Short task
Write out all of the entries exactly as given.

Extracted entries

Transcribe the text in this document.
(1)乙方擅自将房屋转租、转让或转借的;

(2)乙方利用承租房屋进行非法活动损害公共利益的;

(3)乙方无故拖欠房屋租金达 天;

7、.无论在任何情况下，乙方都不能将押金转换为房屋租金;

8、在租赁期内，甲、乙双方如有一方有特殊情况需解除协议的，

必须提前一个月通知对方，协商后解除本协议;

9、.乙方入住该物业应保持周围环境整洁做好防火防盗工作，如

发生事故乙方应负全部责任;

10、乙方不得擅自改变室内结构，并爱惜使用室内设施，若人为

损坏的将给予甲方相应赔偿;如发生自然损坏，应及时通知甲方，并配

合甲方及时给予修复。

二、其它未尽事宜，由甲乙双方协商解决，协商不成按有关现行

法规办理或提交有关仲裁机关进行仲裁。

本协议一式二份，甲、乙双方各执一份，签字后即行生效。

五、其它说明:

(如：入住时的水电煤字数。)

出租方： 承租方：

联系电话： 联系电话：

Worked answer
Transcribe the text in this document.
(1)乙方擅自将房屋转租、转让或转借的;

(2)乙方利用承租房屋进行非法活动损害公共利益的;

(3)乙方无故拖欠房屋租金达 天;

7、.无论在任何情况下，乙方都不能将押金转换为房屋租金;

8、在租赁期内，甲、乙双方如有一方有特殊情况需解除协议的，

必须提前一个月通知对方，协商后解除本协议;

9、.乙方入住该物业应保持周围环境整洁做好防火防盗工作，如

发生事故乙方应负全部责任;

10、乙方不得擅自改变室内结构，并爱惜使用室内设施，若人为

损坏的将给予甲方相应赔偿;如发生自然损坏，应及时通知甲方，并配

合甲方及时给予修复。

二、其它未尽事宜，由甲乙双方协商解决，协商不成按有关现行

法规办理或提交有关仲裁机关进行仲裁。

本协议一式二份，甲、乙双方各执一份，签字后即行生效。

五、其它说明:

(如：入住时的水电煤字数。)

出租方： 承租方：

联系电话： 联系电话：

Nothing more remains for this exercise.